Copy the lines below as they are; omit the images they contain.

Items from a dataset

▬▬▬▬▬▬

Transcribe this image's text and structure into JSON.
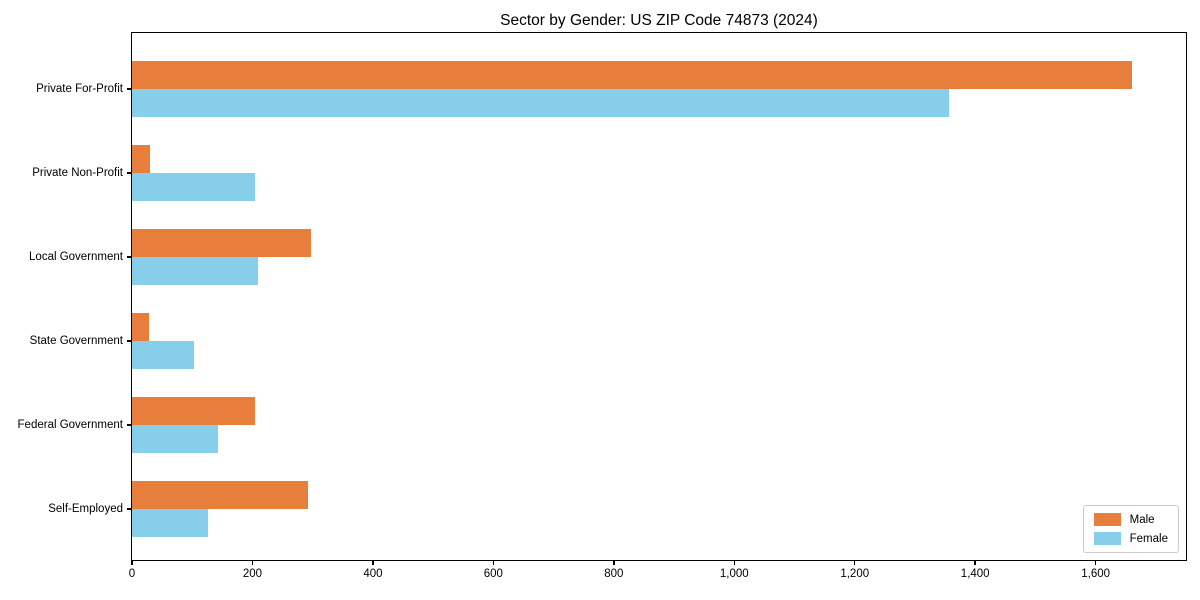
{
  "chart_data": {
    "type": "bar",
    "orientation": "horizontal",
    "title": "Sector by Gender: US ZIP Code 74873 (2024)",
    "categories": [
      "Private For-Profit",
      "Private Non-Profit",
      "Local Government",
      "State Government",
      "Federal Government",
      "Self-Employed"
    ],
    "series": [
      {
        "name": "Male",
        "color": "#e87e3c",
        "values": [
          1660,
          30,
          298,
          29,
          205,
          292
        ]
      },
      {
        "name": "Female",
        "color": "#87ceeb",
        "values": [
          1357,
          204,
          209,
          103,
          143,
          127
        ]
      }
    ],
    "xlabel": "",
    "ylabel": "",
    "xlim": [
      0,
      1750
    ],
    "x_ticks": [
      0,
      200,
      400,
      600,
      800,
      1000,
      1200,
      1400,
      1600
    ],
    "x_tick_labels": [
      "0",
      "200",
      "400",
      "600",
      "800",
      "1,000",
      "1,200",
      "1,400",
      "1,600"
    ],
    "grid": false,
    "legend": {
      "position": "lower right",
      "entries": [
        "Male",
        "Female"
      ]
    }
  }
}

▬▬▬▬▬▬

- The response -
Transcribe this image's text and structure into JSON.
{
  "chart_data": {
    "type": "bar",
    "orientation": "horizontal",
    "title": "Sector by Gender: US ZIP Code 74873 (2024)",
    "categories": [
      "Private For-Profit",
      "Private Non-Profit",
      "Local Government",
      "State Government",
      "Federal Government",
      "Self-Employed"
    ],
    "series": [
      {
        "name": "Male",
        "color": "#e87e3c",
        "values": [
          1660,
          30,
          298,
          29,
          205,
          292
        ]
      },
      {
        "name": "Female",
        "color": "#87ceeb",
        "values": [
          1357,
          204,
          209,
          103,
          143,
          127
        ]
      }
    ],
    "xlabel": "",
    "ylabel": "",
    "xlim": [
      0,
      1750
    ],
    "x_ticks": [
      0,
      200,
      400,
      600,
      800,
      1000,
      1200,
      1400,
      1600
    ],
    "x_tick_labels": [
      "0",
      "200",
      "400",
      "600",
      "800",
      "1,000",
      "1,200",
      "1,400",
      "1,600"
    ],
    "grid": false,
    "legend": {
      "position": "lower right",
      "entries": [
        "Male",
        "Female"
      ]
    }
  }
}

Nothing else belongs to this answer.